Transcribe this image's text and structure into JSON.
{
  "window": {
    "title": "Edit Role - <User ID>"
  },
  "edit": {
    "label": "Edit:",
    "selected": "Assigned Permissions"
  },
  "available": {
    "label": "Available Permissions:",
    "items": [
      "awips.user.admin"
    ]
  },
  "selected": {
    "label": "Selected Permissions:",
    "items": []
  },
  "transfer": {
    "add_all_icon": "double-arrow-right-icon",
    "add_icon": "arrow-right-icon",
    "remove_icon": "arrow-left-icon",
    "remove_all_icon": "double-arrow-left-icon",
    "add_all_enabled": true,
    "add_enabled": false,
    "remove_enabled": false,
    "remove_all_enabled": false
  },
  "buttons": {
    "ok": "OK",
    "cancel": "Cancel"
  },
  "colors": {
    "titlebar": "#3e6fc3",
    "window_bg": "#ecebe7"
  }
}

________________________

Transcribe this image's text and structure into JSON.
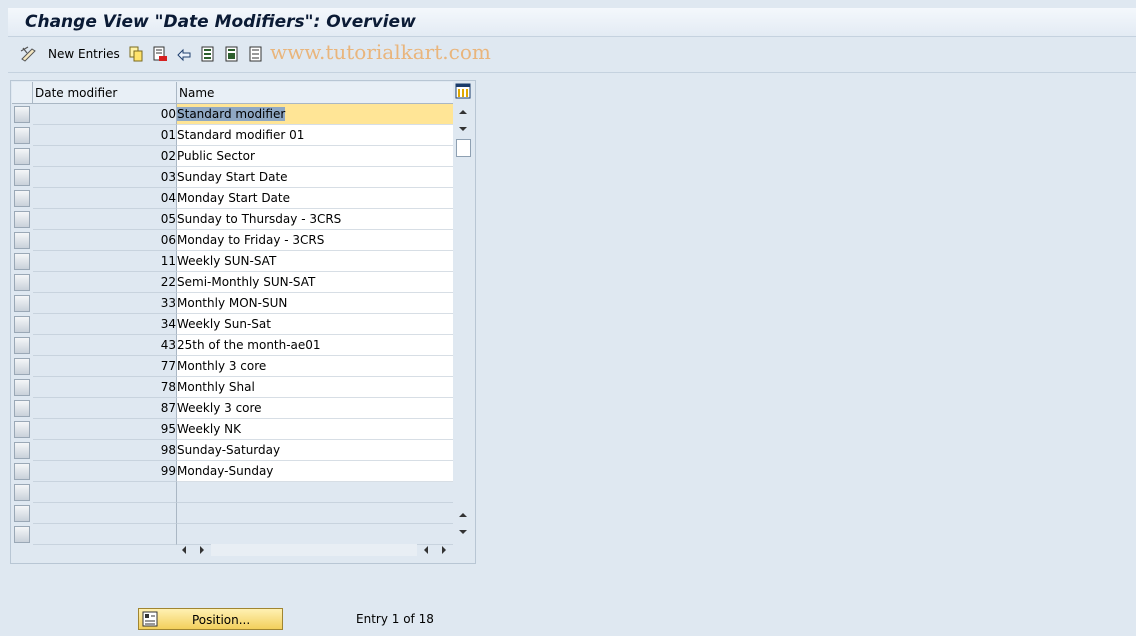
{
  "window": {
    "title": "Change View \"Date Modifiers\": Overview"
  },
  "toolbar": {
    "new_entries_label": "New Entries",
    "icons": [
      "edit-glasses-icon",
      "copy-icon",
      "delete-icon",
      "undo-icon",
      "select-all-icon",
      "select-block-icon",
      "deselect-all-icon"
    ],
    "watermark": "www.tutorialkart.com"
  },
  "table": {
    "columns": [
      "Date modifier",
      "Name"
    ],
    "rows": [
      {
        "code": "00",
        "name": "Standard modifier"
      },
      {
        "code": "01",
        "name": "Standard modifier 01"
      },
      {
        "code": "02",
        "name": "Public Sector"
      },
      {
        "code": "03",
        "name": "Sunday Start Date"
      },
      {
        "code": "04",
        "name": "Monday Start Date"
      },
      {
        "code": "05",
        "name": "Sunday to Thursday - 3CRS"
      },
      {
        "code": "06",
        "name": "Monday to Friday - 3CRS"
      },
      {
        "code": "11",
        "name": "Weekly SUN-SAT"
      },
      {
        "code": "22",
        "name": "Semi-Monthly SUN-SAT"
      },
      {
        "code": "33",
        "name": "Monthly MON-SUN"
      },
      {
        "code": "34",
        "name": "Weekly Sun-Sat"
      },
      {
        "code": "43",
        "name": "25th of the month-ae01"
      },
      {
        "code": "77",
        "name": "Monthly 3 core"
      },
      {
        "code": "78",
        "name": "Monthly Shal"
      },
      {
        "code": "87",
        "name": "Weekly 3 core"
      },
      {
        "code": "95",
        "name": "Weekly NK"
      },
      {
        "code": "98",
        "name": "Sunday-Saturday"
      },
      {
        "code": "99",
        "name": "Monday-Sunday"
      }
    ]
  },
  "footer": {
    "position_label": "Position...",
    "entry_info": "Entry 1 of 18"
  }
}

________________________

→ **EXERCISE REQUIREMENTS**
How many lines of these entries contain "Permissions"? Answer with the number and nothing else.

→ **EXERCISE RESULT**
3